PROVIDED DATA |
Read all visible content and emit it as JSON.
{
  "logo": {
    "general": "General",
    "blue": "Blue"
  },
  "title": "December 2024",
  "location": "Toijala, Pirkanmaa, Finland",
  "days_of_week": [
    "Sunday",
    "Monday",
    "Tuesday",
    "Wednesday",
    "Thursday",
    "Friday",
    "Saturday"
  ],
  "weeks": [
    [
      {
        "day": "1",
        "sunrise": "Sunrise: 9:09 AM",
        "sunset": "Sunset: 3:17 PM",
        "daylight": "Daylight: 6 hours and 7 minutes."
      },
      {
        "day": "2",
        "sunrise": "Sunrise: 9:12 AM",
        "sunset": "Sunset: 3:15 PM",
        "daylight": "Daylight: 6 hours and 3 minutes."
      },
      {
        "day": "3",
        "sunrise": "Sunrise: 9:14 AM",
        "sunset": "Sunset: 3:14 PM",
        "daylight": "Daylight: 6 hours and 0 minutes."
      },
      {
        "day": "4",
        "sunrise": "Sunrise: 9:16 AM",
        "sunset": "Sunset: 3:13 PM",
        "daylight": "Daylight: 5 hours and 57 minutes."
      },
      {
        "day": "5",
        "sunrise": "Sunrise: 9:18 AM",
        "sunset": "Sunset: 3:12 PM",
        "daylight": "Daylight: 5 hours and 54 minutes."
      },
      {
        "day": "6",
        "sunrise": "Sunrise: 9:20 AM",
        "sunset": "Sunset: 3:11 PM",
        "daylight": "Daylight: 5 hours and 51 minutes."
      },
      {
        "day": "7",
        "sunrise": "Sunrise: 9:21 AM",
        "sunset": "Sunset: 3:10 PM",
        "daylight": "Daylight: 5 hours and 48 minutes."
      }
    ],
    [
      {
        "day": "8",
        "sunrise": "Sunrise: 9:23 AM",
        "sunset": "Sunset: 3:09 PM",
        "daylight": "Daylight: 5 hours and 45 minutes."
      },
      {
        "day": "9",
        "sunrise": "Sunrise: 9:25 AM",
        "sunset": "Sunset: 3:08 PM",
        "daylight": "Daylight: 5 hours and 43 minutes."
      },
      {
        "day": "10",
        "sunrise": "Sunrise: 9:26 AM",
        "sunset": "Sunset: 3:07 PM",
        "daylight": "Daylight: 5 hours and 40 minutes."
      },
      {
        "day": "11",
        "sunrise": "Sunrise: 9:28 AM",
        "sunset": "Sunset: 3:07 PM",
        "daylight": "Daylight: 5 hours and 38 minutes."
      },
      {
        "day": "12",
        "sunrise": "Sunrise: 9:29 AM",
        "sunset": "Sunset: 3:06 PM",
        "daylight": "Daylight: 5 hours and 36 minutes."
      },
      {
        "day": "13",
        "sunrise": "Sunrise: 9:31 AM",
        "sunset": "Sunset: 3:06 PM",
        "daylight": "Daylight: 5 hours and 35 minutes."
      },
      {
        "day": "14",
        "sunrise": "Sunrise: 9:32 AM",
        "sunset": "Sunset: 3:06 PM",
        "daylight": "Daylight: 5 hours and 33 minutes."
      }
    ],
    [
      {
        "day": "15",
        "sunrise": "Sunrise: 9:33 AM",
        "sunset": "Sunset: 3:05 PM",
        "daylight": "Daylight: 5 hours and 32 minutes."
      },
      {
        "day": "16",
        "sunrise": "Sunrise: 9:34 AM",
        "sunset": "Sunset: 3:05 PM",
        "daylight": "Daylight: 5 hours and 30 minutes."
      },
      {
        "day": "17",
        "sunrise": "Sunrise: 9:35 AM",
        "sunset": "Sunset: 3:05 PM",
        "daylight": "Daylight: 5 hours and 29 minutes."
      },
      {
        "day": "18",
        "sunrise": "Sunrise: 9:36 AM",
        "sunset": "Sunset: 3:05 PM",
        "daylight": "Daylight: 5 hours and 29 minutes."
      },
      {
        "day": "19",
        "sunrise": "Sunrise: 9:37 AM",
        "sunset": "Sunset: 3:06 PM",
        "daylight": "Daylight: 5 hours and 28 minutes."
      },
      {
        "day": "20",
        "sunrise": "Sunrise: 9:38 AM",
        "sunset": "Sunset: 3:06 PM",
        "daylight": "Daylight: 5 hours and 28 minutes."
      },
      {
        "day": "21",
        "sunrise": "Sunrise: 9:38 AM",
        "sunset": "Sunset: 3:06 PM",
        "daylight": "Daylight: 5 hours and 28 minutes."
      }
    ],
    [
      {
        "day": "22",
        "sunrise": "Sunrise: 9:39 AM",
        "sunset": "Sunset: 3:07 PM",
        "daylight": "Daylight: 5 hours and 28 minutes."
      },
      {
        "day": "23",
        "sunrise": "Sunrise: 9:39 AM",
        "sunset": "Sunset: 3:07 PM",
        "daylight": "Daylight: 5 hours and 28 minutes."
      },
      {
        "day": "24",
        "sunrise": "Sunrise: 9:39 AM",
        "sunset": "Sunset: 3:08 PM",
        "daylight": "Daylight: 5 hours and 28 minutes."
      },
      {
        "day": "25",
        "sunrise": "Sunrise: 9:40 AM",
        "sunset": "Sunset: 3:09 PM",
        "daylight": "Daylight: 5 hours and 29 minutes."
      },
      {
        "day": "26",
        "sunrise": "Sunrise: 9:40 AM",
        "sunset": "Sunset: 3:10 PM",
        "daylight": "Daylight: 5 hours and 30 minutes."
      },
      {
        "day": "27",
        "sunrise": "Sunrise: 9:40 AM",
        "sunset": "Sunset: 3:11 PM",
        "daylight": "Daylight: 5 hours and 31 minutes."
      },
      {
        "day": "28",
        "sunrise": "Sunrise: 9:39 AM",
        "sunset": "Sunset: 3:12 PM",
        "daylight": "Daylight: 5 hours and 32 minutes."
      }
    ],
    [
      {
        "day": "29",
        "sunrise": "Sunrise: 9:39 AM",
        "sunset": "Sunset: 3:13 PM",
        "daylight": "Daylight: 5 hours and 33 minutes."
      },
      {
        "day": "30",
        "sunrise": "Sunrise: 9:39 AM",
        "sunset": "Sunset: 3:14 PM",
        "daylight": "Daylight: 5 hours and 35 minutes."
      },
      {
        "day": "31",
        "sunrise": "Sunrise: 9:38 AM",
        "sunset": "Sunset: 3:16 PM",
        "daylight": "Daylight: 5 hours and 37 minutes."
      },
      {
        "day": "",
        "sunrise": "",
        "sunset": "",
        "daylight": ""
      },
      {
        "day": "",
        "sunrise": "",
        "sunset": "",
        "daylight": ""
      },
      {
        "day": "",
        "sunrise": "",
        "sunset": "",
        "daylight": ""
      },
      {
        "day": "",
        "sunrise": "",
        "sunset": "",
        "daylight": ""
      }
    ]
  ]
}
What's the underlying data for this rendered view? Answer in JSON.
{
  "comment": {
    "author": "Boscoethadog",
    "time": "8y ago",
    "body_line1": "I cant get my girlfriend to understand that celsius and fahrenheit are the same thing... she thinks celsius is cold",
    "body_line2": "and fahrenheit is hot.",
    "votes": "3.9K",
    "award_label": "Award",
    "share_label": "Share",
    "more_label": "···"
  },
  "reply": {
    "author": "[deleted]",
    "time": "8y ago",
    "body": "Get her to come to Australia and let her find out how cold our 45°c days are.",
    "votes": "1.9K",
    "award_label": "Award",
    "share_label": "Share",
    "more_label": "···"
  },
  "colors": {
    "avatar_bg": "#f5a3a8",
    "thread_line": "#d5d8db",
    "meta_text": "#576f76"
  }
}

WHAT IS ASKED | Send back exactly the lines from the line with "What's the underlying" through the end of the records.

PROBLEM SOLUTION |
What's the underlying data for this rendered view? Answer in JSON.
{
  "comment": {
    "author": "Boscoethadog",
    "time": "8y ago",
    "body_line1": "I cant get my girlfriend to understand that celsius and fahrenheit are the same thing... she thinks celsius is cold",
    "body_line2": "and fahrenheit is hot.",
    "votes": "3.9K",
    "award_label": "Award",
    "share_label": "Share",
    "more_label": "···"
  },
  "reply": {
    "author": "[deleted]",
    "time": "8y ago",
    "body": "Get her to come to Australia and let her find out how cold our 45°c days are.",
    "votes": "1.9K",
    "award_label": "Award",
    "share_label": "Share",
    "more_label": "···"
  },
  "colors": {
    "avatar_bg": "#f5a3a8",
    "thread_line": "#d5d8db",
    "meta_text": "#576f76"
  }
}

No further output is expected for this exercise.